(Rows from a figure dataset)
══════════

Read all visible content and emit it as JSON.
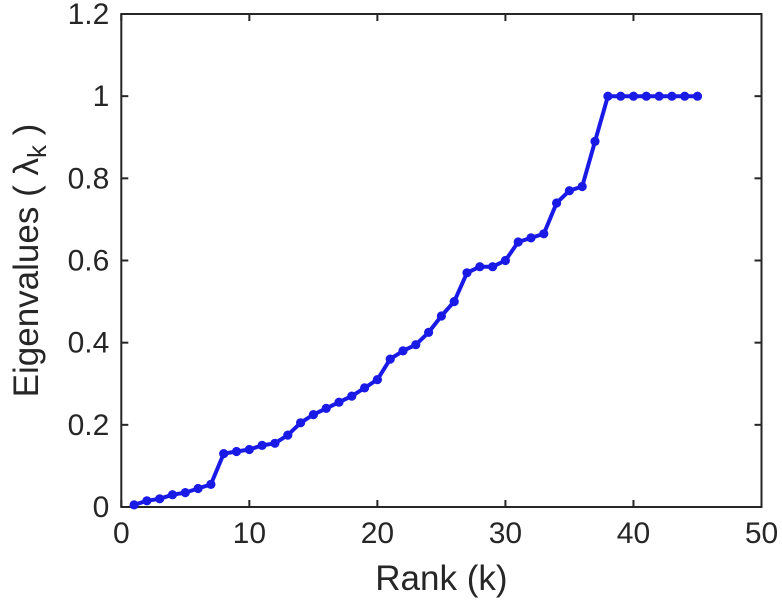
{
  "figure": {
    "background": "#ffffff",
    "axis_color": "#262626",
    "tick_label_color": "#262626"
  },
  "chart_data": {
    "type": "line",
    "title": "",
    "xlabel": "Rank (k)",
    "ylabel_prefix": "Eigenvalues ( ",
    "ylabel_symbol": "λ",
    "ylabel_subscript": "k",
    "ylabel_suffix": " )",
    "xlim": [
      0,
      50
    ],
    "ylim": [
      0,
      1.2
    ],
    "xticks": [
      0,
      10,
      20,
      30,
      40,
      50
    ],
    "xtick_labels": [
      "0",
      "10",
      "20",
      "30",
      "40",
      "50"
    ],
    "yticks": [
      0,
      0.2,
      0.4,
      0.6,
      0.8,
      1,
      1.2
    ],
    "ytick_labels": [
      "0",
      "0.2",
      "0.4",
      "0.6",
      "0.8",
      "1",
      "1.2"
    ],
    "grid": false,
    "legend": null,
    "box": true,
    "line_color": "#1a1ae6",
    "marker": "circle",
    "x": [
      1,
      2,
      3,
      4,
      5,
      6,
      7,
      8,
      9,
      10,
      11,
      12,
      13,
      14,
      15,
      16,
      17,
      18,
      19,
      20,
      21,
      22,
      23,
      24,
      25,
      26,
      27,
      28,
      29,
      30,
      31,
      32,
      33,
      34,
      35,
      36,
      37,
      38,
      39,
      40,
      41,
      42,
      43,
      44,
      45
    ],
    "y": [
      0.005,
      0.015,
      0.02,
      0.03,
      0.035,
      0.045,
      0.055,
      0.13,
      0.135,
      0.14,
      0.15,
      0.155,
      0.175,
      0.205,
      0.225,
      0.24,
      0.255,
      0.27,
      0.29,
      0.31,
      0.36,
      0.38,
      0.395,
      0.425,
      0.465,
      0.5,
      0.57,
      0.585,
      0.585,
      0.6,
      0.645,
      0.655,
      0.665,
      0.74,
      0.77,
      0.78,
      0.89,
      1.0,
      1.0,
      1.0,
      1.0,
      1.0,
      1.0,
      1.0,
      1.0
    ]
  }
}
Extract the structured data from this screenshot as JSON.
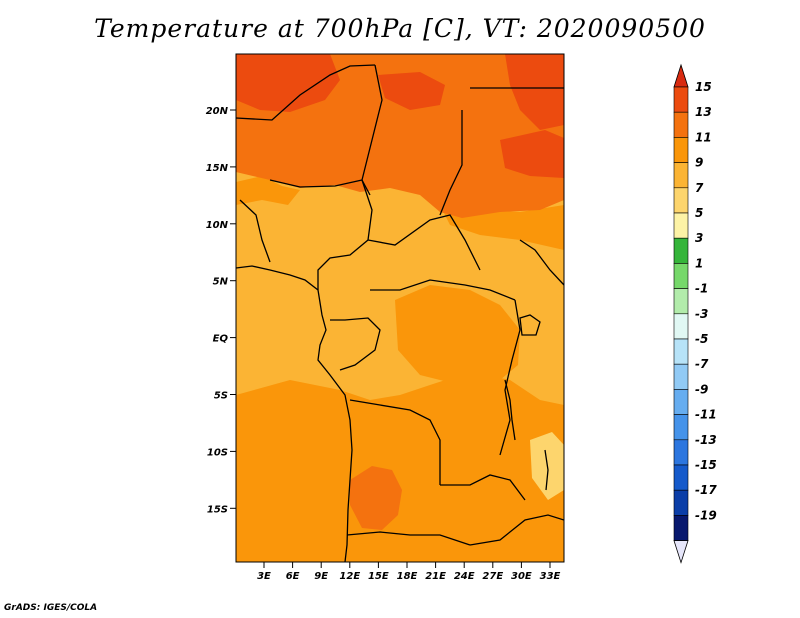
{
  "title": "Temperature at 700hPa [C], VT: 2020090500",
  "footer": "GrADS: IGES/COLA",
  "map": {
    "lat_ticks": [
      "20N",
      "15N",
      "10N",
      "5N",
      "EQ",
      "5S",
      "10S",
      "15S"
    ],
    "lon_ticks": [
      "3E",
      "6E",
      "9E",
      "12E",
      "15E",
      "18E",
      "21E",
      "24E",
      "27E",
      "30E",
      "33E"
    ]
  },
  "colorbar": {
    "labels": [
      "15",
      "13",
      "11",
      "9",
      "7",
      "5",
      "3",
      "1",
      "-1",
      "-3",
      "-5",
      "-7",
      "-9",
      "-11",
      "-13",
      "-15",
      "-17",
      "-19"
    ],
    "colors": [
      "#d82a10",
      "#ec4b0f",
      "#f4720f",
      "#fa960a",
      "#fbb434",
      "#fdd56d",
      "#fdf3a6",
      "#35b53a",
      "#76d86a",
      "#b2ecab",
      "#e1f8f4",
      "#b7e3f8",
      "#91caf5",
      "#66adf0",
      "#4593ea",
      "#2c76df",
      "#155acb",
      "#0b3ea8",
      "#08186e"
    ],
    "top_arrow_color": "#d82a10",
    "bottom_arrow_color": "#e6e6fa"
  }
}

══════════

THE TASK:
Extract, verbatim and alone, the lines from the line that contains "Extract the structured" to the last line of the records, inclusive; drop any picture.

TASK OUTPUT:
Extract the structured data from this screenshot as JSON.
{
  "title": "Temperature at 700hPa [C], VT: 2020090500",
  "footer": "GrADS: IGES/COLA",
  "map": {
    "lat_ticks": [
      "20N",
      "15N",
      "10N",
      "5N",
      "EQ",
      "5S",
      "10S",
      "15S"
    ],
    "lon_ticks": [
      "3E",
      "6E",
      "9E",
      "12E",
      "15E",
      "18E",
      "21E",
      "24E",
      "27E",
      "30E",
      "33E"
    ]
  },
  "colorbar": {
    "labels": [
      "15",
      "13",
      "11",
      "9",
      "7",
      "5",
      "3",
      "1",
      "-1",
      "-3",
      "-5",
      "-7",
      "-9",
      "-11",
      "-13",
      "-15",
      "-17",
      "-19"
    ],
    "colors": [
      "#d82a10",
      "#ec4b0f",
      "#f4720f",
      "#fa960a",
      "#fbb434",
      "#fdd56d",
      "#fdf3a6",
      "#35b53a",
      "#76d86a",
      "#b2ecab",
      "#e1f8f4",
      "#b7e3f8",
      "#91caf5",
      "#66adf0",
      "#4593ea",
      "#2c76df",
      "#155acb",
      "#0b3ea8",
      "#08186e"
    ],
    "top_arrow_color": "#d82a10",
    "bottom_arrow_color": "#e6e6fa"
  }
}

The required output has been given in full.